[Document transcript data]
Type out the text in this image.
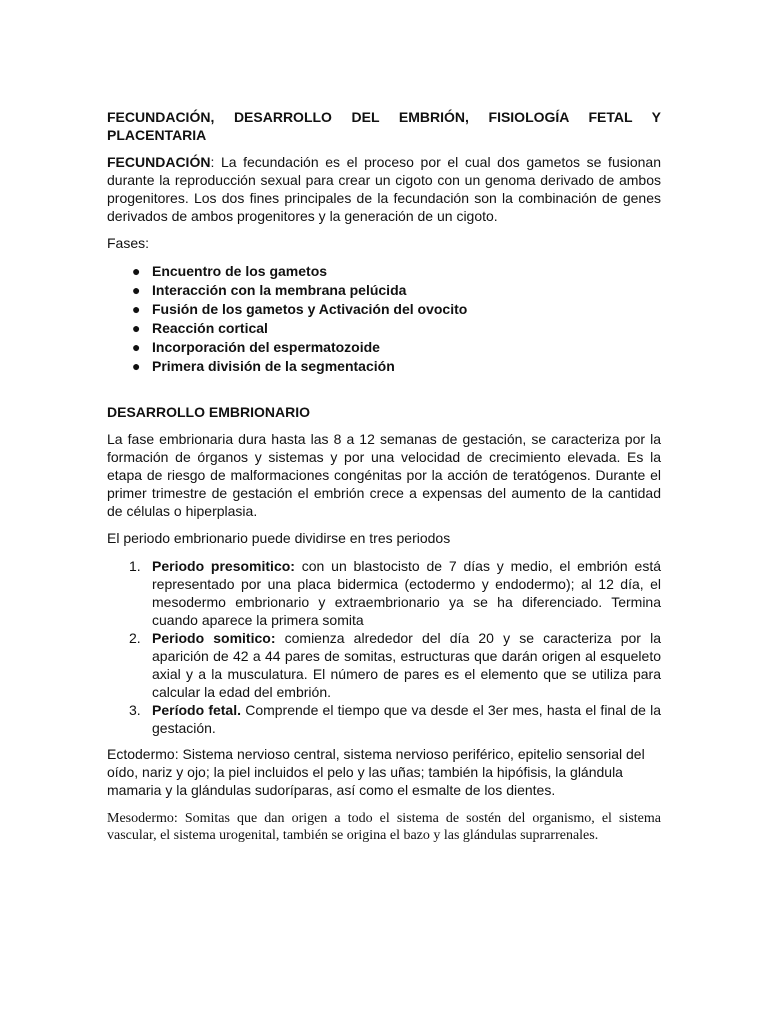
FECUNDACIÓN, DESARROLLO DEL EMBRIÓN, FISIOLOGÍA FETAL Y PLACENTARIA

FECUNDACIÓN: La fecundación es el proceso por el cual dos gametos se fusionan durante la reproducción sexual para crear un cigoto con un genoma derivado de ambos progenitores. Los dos fines principales de la fecundación son la combinación de genes derivados de ambos progenitores y la generación de un cigoto.

Fases:

● Encuentro de los gametos
● Interacción con la membrana pelúcida
● Fusión de los gametos y Activación del ovocito
● Reacción cortical
● Incorporación del espermatozoide
● Primera división de la segmentación
DESARROLLO EMBRIONARIO

La fase embrionaria dura hasta las 8 a 12 semanas de gestación, se caracteriza por la formación de órganos y sistemas y por una velocidad de crecimiento elevada. Es la etapa de riesgo de malformaciones congénitas por la acción de teratógenos. Durante el primer trimestre de gestación el embrión crece a expensas del aumento de la cantidad de células o hiperplasia.

El periodo embrionario puede dividirse en tres periodos

1. Periodo presomitico: con un blastocisto de 7 días y medio, el embrión está representado por una placa bidermica (ectodermo y endodermo); al 12 día, el mesodermo embrionario y extraembrionario ya se ha diferenciado. Termina cuando aparece la primera somita
2. Periodo somitico: comienza alrededor del día 20 y se caracteriza por la aparición de 42 a 44 pares de somitas, estructuras que darán origen al esqueleto axial y a la musculatura. El número de pares es el elemento que se utiliza para calcular la edad del embrión.
3. Período fetal. Comprende el tiempo que va desde el 3er mes, hasta el final de la gestación.

Ectodermo: Sistema nervioso central, sistema nervioso periférico, epitelio sensorial del oído, nariz y ojo; la piel incluidos el pelo y las uñas; también la hipófisis, la glándula mamaria y la glándulas sudoríparas, así como el esmalte de los dientes.

Mesodermo: Somitas que dan origen a todo el sistema de sostén del organismo, el sistema vascular, el sistema urogenital, también se origina el bazo y las glándulas suprarrenales.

#### ACTIVITY
Copy each line of the records precisely and drop any images they hold.

#### THE ANSWER
Type out the text in this image.
FECUNDACIÓN, DESARROLLO DEL EMBRIÓN, FISIOLOGÍA FETAL Y PLACENTARIA

FECUNDACIÓN: La fecundación es el proceso por el cual dos gametos se fusionan durante la reproducción sexual para crear un cigoto con un genoma derivado de ambos progenitores. Los dos fines principales de la fecundación son la combinación de genes derivados de ambos progenitores y la generación de un cigoto.

Fases:

● Encuentro de los gametos
● Interacción con la membrana pelúcida
● Fusión de los gametos y Activación del ovocito
● Reacción cortical
● Incorporación del espermatozoide
● Primera división de la segmentación
DESARROLLO EMBRIONARIO

La fase embrionaria dura hasta las 8 a 12 semanas de gestación, se caracteriza por la formación de órganos y sistemas y por una velocidad de crecimiento elevada. Es la etapa de riesgo de malformaciones congénitas por la acción de teratógenos. Durante el primer trimestre de gestación el embrión crece a expensas del aumento de la cantidad de células o hiperplasia.

El periodo embrionario puede dividirse en tres periodos

1. Periodo presomitico: con un blastocisto de 7 días y medio, el embrión está representado por una placa bidermica (ectodermo y endodermo); al 12 día, el mesodermo embrionario y extraembrionario ya se ha diferenciado. Termina cuando aparece la primera somita
2. Periodo somitico: comienza alrededor del día 20 y se caracteriza por la aparición de 42 a 44 pares de somitas, estructuras que darán origen al esqueleto axial y a la musculatura. El número de pares es el elemento que se utiliza para calcular la edad del embrión.
3. Período fetal. Comprende el tiempo que va desde el 3er mes, hasta el final de la gestación.

Ectodermo: Sistema nervioso central, sistema nervioso periférico, epitelio sensorial del oído, nariz y ojo; la piel incluidos el pelo y las uñas; también la hipófisis, la glándula mamaria y la glándulas sudoríparas, así como el esmalte de los dientes.

Mesodermo: Somitas que dan origen a todo el sistema de sostén del organismo, el sistema vascular, el sistema urogenital, también se origina el bazo y las glándulas suprarrenales.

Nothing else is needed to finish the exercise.